**TASK**
Your task is to copy every line of the records below that contains "text".

-- BEGIN --

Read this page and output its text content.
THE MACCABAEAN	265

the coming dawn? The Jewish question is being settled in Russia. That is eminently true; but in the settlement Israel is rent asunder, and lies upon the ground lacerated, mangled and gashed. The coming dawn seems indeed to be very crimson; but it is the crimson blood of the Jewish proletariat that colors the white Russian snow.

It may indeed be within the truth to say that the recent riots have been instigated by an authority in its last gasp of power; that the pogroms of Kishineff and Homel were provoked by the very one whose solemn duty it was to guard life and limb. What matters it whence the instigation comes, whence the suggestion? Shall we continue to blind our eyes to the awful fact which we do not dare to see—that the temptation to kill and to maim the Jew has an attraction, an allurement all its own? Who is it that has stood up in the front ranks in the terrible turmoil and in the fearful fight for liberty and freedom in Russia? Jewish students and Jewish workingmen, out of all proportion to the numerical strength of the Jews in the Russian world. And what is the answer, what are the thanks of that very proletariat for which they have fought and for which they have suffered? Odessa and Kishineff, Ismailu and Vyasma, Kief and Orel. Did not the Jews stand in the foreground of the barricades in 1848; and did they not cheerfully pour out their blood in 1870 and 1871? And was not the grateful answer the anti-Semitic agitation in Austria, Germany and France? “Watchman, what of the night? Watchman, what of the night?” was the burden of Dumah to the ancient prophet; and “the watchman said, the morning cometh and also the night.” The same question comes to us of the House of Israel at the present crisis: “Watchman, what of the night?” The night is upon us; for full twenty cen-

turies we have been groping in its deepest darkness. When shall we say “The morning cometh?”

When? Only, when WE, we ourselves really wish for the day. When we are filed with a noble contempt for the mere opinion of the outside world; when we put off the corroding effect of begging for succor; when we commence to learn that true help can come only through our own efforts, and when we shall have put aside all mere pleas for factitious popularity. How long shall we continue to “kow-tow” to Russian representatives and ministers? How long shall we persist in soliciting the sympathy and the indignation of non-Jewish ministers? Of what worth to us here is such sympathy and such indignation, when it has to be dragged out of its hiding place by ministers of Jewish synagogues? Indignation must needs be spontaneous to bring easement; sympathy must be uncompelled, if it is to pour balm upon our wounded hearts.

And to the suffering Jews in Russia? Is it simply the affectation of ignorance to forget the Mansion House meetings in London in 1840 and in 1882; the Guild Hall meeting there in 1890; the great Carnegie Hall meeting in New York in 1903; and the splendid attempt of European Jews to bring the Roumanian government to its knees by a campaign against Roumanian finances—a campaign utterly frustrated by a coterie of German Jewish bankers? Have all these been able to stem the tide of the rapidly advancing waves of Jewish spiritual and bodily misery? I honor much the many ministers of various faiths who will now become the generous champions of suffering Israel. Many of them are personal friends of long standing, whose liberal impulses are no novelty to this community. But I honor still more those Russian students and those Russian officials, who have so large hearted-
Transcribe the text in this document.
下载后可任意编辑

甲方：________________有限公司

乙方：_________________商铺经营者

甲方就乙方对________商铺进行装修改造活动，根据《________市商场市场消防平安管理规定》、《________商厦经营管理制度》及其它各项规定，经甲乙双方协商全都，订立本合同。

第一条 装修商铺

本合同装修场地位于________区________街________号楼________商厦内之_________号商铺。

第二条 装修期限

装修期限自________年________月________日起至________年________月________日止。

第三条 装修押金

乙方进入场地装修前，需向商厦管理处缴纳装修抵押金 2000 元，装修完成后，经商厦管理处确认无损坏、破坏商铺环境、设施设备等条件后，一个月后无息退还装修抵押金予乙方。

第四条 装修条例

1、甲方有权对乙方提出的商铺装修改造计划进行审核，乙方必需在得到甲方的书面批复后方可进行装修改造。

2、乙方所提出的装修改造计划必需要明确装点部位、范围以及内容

-- END --

**OUTPUT BELOW**
Read this page and output its text content.
Transcribe the text in this document.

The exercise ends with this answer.